_Task to complete_
Report how many lines below contain the word "الزهري". Give only the number.

[Start Listed entries]

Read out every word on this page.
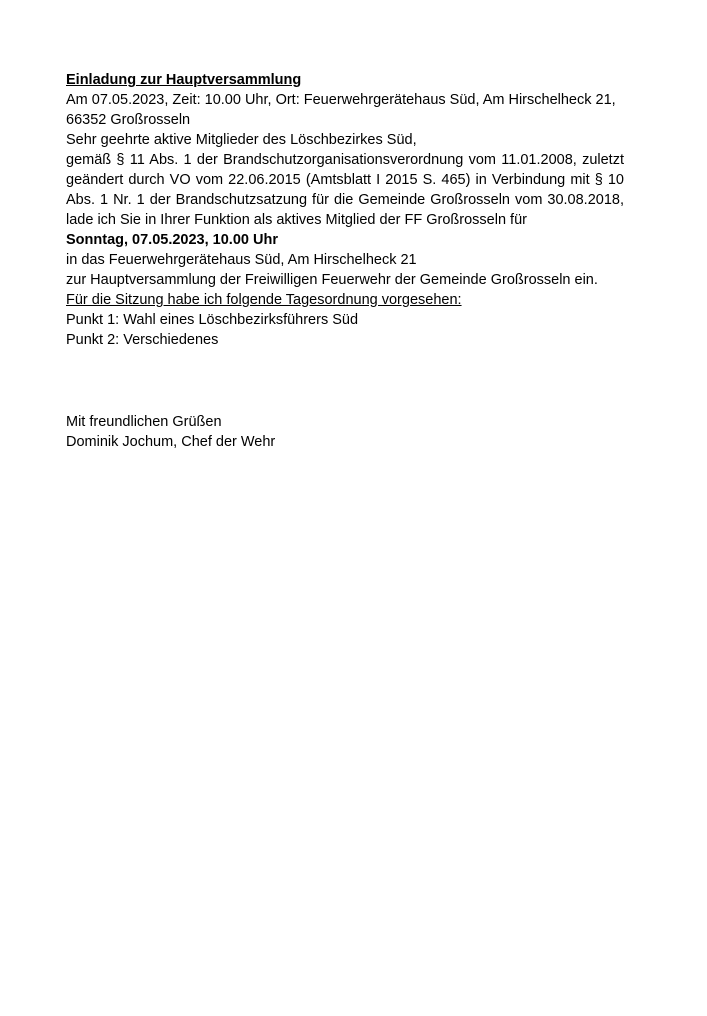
Einladung zur Hauptversammlung

Am 07.05.2023, Zeit: 10.00 Uhr, Ort: Feuerwehrgerätehaus Süd, Am Hirschelheck 21, 66352 Großrosseln

Sehr geehrte aktive Mitglieder des Löschbezirkes Süd,

gemäß § 11 Abs. 1 der Brandschutzorganisationsverordnung vom 11.01.2008, zuletzt geändert durch VO vom 22.06.2015 (Amtsblatt I 2015 S. 465) in Verbindung mit § 10 Abs. 1 Nr. 1 der Brandschutzsatzung für die Gemeinde Großrosseln vom 30.08.2018, lade ich Sie in Ihrer Funktion als aktives Mitglied der FF Großrosseln für

Sonntag, 07.05.2023, 10.00 Uhr

in das Feuerwehrgerätehaus Süd, Am Hirschelheck 21

zur Hauptversammlung der Freiwilligen Feuerwehr der Gemeinde Großrosseln ein.

Für die Sitzung habe ich folgende Tagesordnung vorgesehen:

Punkt 1: Wahl eines Löschbezirksführers Süd

Punkt 2: Verschiedenes

Mit freundlichen Grüßen

Dominik Jochum, Chef der Wehr
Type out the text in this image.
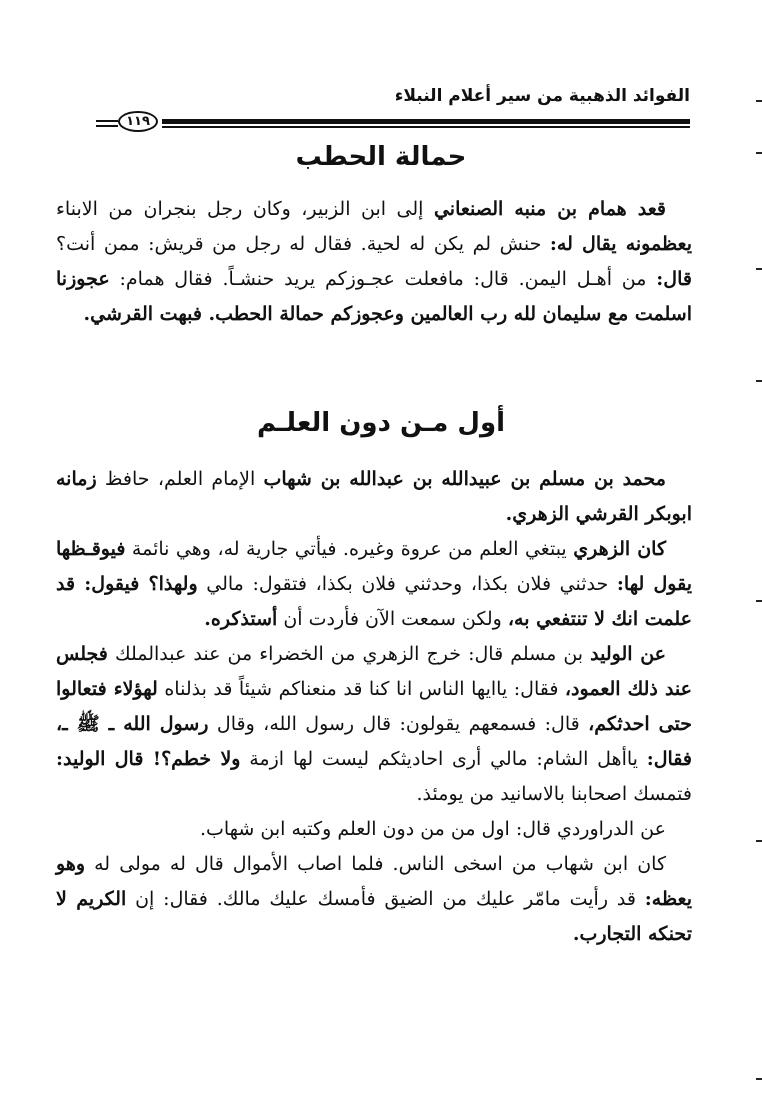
الفوائد الذهبية من سير أعلام النبلاء
١١٩
حمالة الحطب

قعد همام بن منبه الصنعاني إلى ابن الزبير، وكان رجل بنجران من الابناء يعظمونه يقال له: حنش لم يكن له لحية. فقال له رجل من قريش: ممن أنت؟ قال: من أهـل اليمن. قال: مافعلت عجـوزكم يريد حنشـاً. فقال همام: عجوزنا اسلمت مع سليمان لله رب العالمين وعجوزكم حمالة الحطب. فبهت القرشي.

أول مـن دون العلـم

محمد بن مسلم بن عبيدالله بن عبدالله بن شهاب الإمام العلم، حافظ زمانه ابوبكر القرشي الزهري.

كان الزهري يبتغي العلم من عروة وغيره. فيأتي جارية له، وهي نائمة فيوقـظها يقول لها: حدثني فلان بكذا، وحدثني فلان بكذا، فتقول: مالي ولهذا؟ فيقول: قد علمت انك لا تنتفعي به، ولكن سمعت الآن فأردت أن أستذكره.

عن الوليد بن مسلم قال: خرج الزهري من الخضراء من عند عبدالملك فجلس عند ذلك العمود، فقال: ياايها الناس انا كنا قد منعناكم شيئاً قد بذلناه لهؤلاء فتعالوا حتى احدثكم، قال: فسمعهم يقولون: قال رسول الله، وقال رسول الله ـ ﷺ ـ، فقال: ياأهل الشام: مالي أرى احاديثكم ليست لها ازمة ولا خطم؟! قال الوليد: فتمسك اصحابنا بالاسانيد من يومئذ.

عن الدراوردي قال: اول من من دون العلم وكتبه ابن شهاب.

كان ابن شهاب من اسخى الناس. فلما اصاب الأموال قال له مولى له وهو يعظه: قد رأيت مامّر عليك من الضيق فأمسك عليك مالك. فقال: إن الكريم لا تحنكه التجارب.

[End Listed entries]

_Task output_
3